** Task to carry out **
Repeat each line exactly, leaving nothing out.

** Material provided **
────────────────────
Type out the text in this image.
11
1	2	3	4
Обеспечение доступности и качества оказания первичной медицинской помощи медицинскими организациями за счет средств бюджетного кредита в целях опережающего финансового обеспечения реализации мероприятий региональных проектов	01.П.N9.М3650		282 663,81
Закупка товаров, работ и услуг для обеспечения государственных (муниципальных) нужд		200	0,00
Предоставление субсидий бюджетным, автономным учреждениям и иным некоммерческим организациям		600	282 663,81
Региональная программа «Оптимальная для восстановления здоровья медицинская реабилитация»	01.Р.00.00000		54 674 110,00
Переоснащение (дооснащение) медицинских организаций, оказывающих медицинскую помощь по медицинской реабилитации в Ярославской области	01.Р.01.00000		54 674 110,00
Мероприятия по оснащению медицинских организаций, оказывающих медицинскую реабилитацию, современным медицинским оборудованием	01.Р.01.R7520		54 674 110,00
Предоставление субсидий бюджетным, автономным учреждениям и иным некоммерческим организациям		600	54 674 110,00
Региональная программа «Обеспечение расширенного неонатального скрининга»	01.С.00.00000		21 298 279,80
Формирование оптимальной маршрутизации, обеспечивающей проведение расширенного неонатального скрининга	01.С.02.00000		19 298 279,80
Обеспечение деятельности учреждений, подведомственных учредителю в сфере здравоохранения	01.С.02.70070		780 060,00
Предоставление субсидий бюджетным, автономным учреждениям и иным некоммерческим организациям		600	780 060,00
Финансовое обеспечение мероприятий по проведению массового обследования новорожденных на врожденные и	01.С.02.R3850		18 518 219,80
────────────────────
** Response below **
Type out the text in this image.
11
1	2	3	4
Обеспечение доступности и качества оказания первичной медицинской помощи медицинскими организациями за счет средств бюджетного кредита в целях опережающего финансового обеспечения реализации мероприятий региональных проектов	01.П.N9.М3650		282 663,81
Закупка товаров, работ и услуг для обеспечения государственных (муниципальных) нужд		200	0,00
Предоставление субсидий бюджетным, автономным учреждениям и иным некоммерческим организациям		600	282 663,81
Региональная программа «Оптимальная для восстановления здоровья медицинская реабилитация»	01.Р.00.00000		54 674 110,00
Переоснащение (дооснащение) медицинских организаций, оказывающих медицинскую помощь по медицинской реабилитации в Ярославской области	01.Р.01.00000		54 674 110,00
Мероприятия по оснащению медицинских организаций, оказывающих медицинскую реабилитацию, современным медицинским оборудованием	01.Р.01.R7520		54 674 110,00
Предоставление субсидий бюджетным, автономным учреждениям и иным некоммерческим организациям		600	54 674 110,00
Региональная программа «Обеспечение расширенного неонатального скрининга»	01.С.00.00000		21 298 279,80
Формирование оптимальной маршрутизации, обеспечивающей проведение расширенного неонатального скрининга	01.С.02.00000		19 298 279,80
Обеспечение деятельности учреждений, подведомственных учредителю в сфере здравоохранения	01.С.02.70070		780 060,00
Предоставление субсидий бюджетным, автономным учреждениям и иным некоммерческим организациям		600	780 060,00
Финансовое обеспечение мероприятий по проведению массового обследования новорожденных на врожденные и	01.С.02.R3850		18 518 219,80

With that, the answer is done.